TASK DESCRIPTION: Can you copy out the data exactly? Leave the images out.

───── DATA TO USE

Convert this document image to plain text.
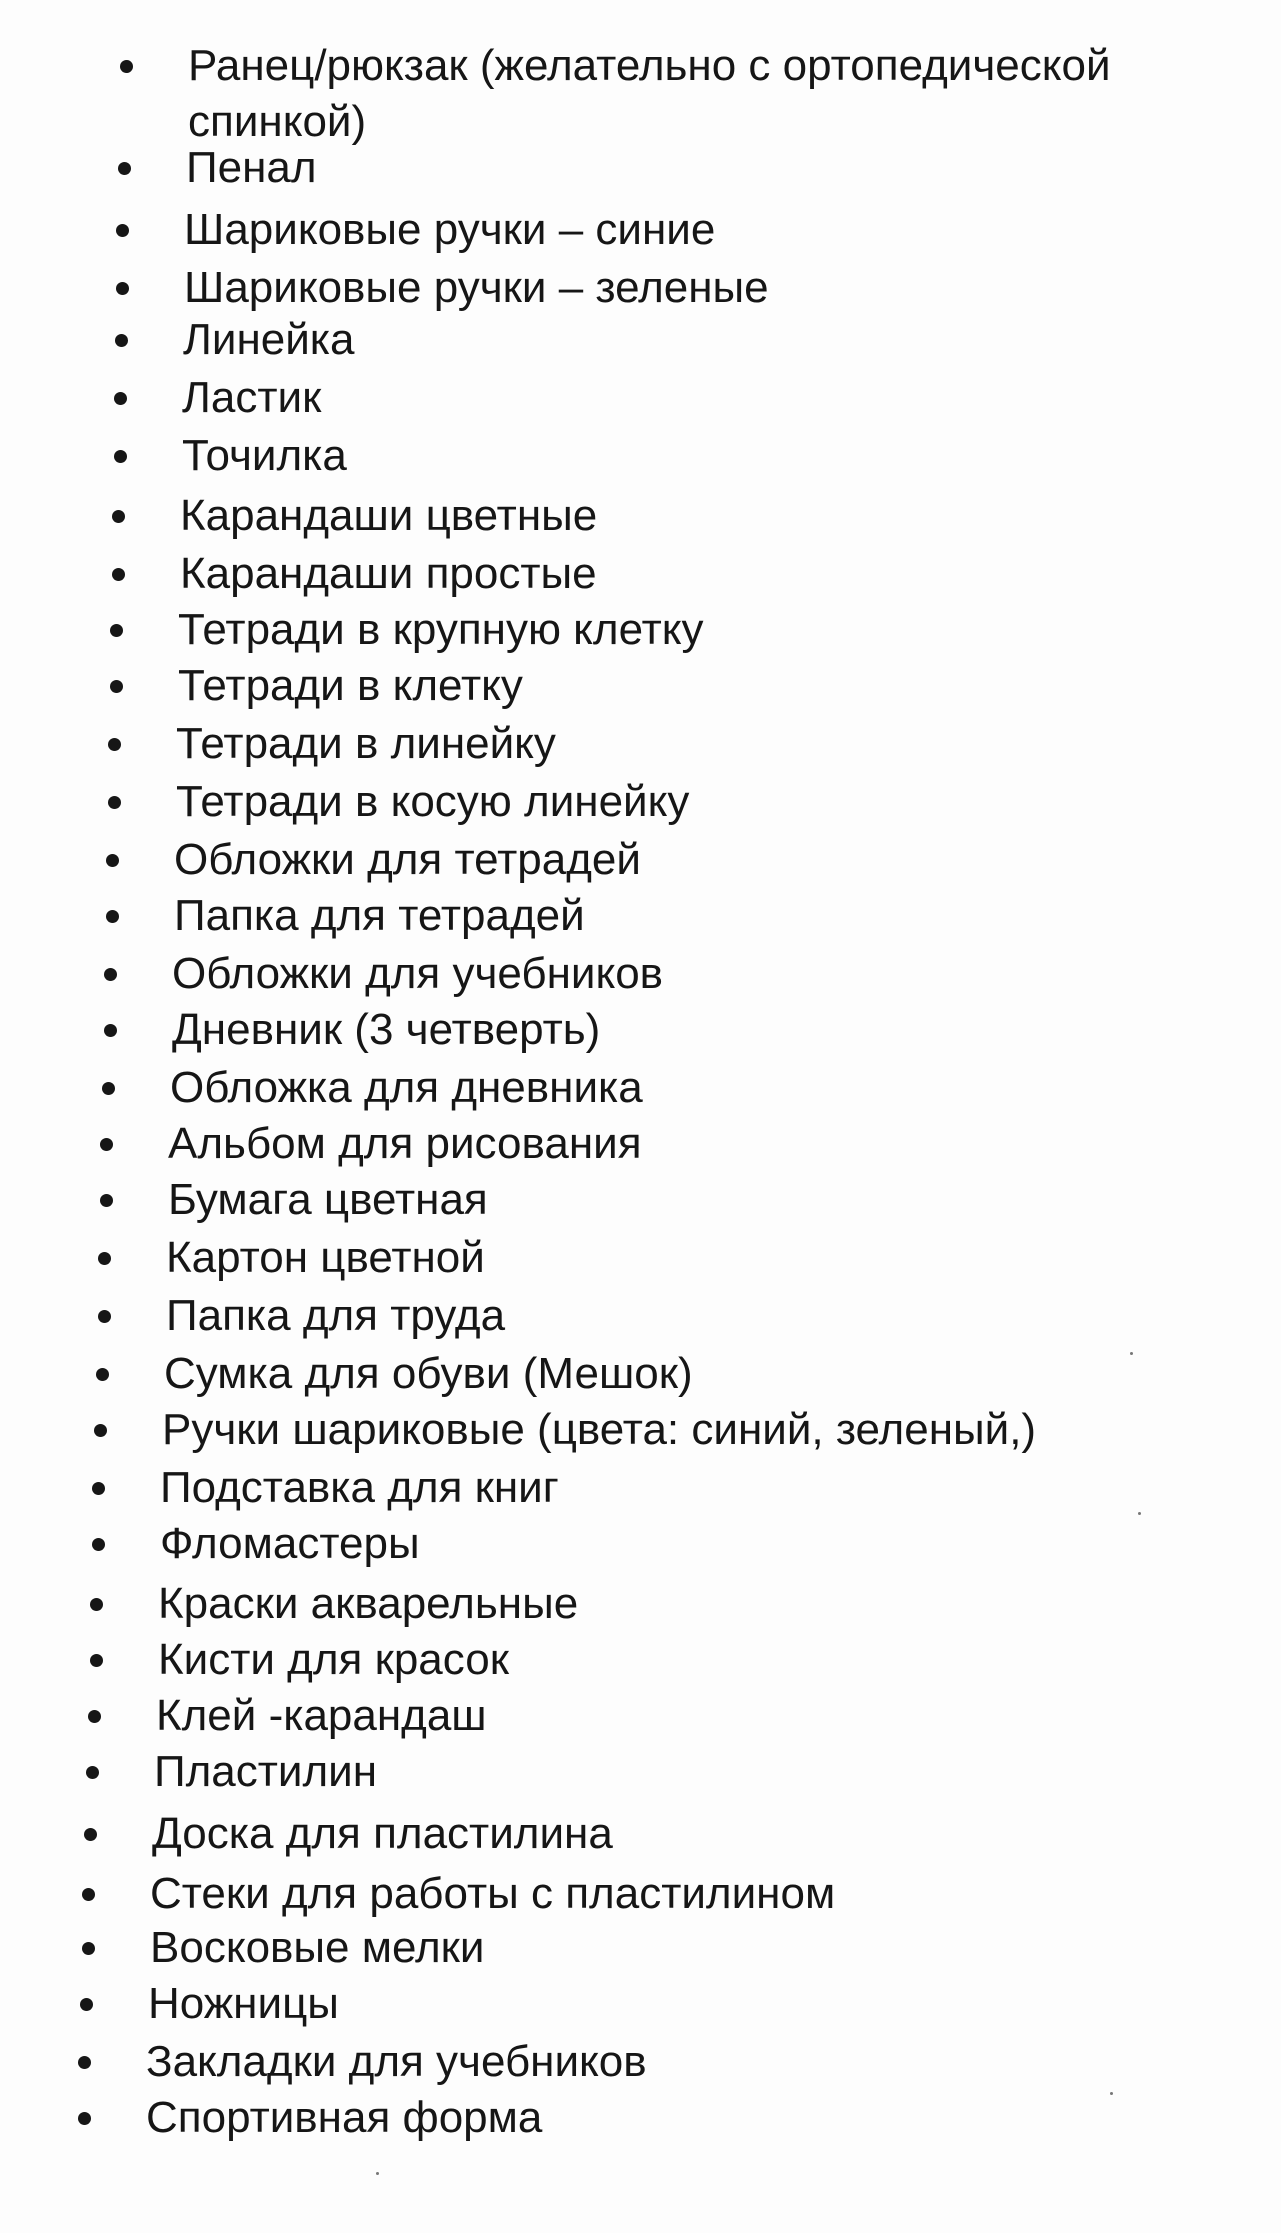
Ранец/рюкзак (желательно с ортопедической
спинкой)
Пенал
Шариковые ручки – синие
Шариковые ручки – зеленые
Линейка
Ластик
Точилка
Карандаши цветные
Карандаши простые
Тетради в крупную клетку
Тетради в клетку
Тетради в линейку
Тетради в косую линейку
Обложки для тетрадей
Папка для тетрадей
Обложки для учебников
Дневник (3 четверть)
Обложка для дневника
Альбом для рисования
Бумага цветная
Картон цветной
Папка для труда
Сумка для обуви (Мешок)
Ручки шариковые (цвета: синий, зеленый,)
Подставка для книг
Фломастеры
Краски акварельные
Кисти для красок
Клей -карандаш
Пластилин
Доска для пластилина
Стеки для работы с пластилином
Восковые мелки
Ножницы
Закладки для учебников
Спортивная форма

──────────

SOLUTION TO THIS EXERCISE:
Convert this document image to plain text.
Ранец/рюкзак (желательно с ортопедической
спинкой)
Пенал
Шариковые ручки – синие
Шариковые ручки – зеленые
Линейка
Ластик
Точилка
Карандаши цветные
Карандаши простые
Тетради в крупную клетку
Тетради в клетку
Тетради в линейку
Тетради в косую линейку
Обложки для тетрадей
Папка для тетрадей
Обложки для учебников
Дневник (3 четверть)
Обложка для дневника
Альбом для рисования
Бумага цветная
Картон цветной
Папка для труда
Сумка для обуви (Мешок)
Ручки шариковые (цвета: синий, зеленый,)
Подставка для книг
Фломастеры
Краски акварельные
Кисти для красок
Клей -карандаш
Пластилин
Доска для пластилина
Стеки для работы с пластилином
Восковые мелки
Ножницы
Закладки для учебников
Спортивная форма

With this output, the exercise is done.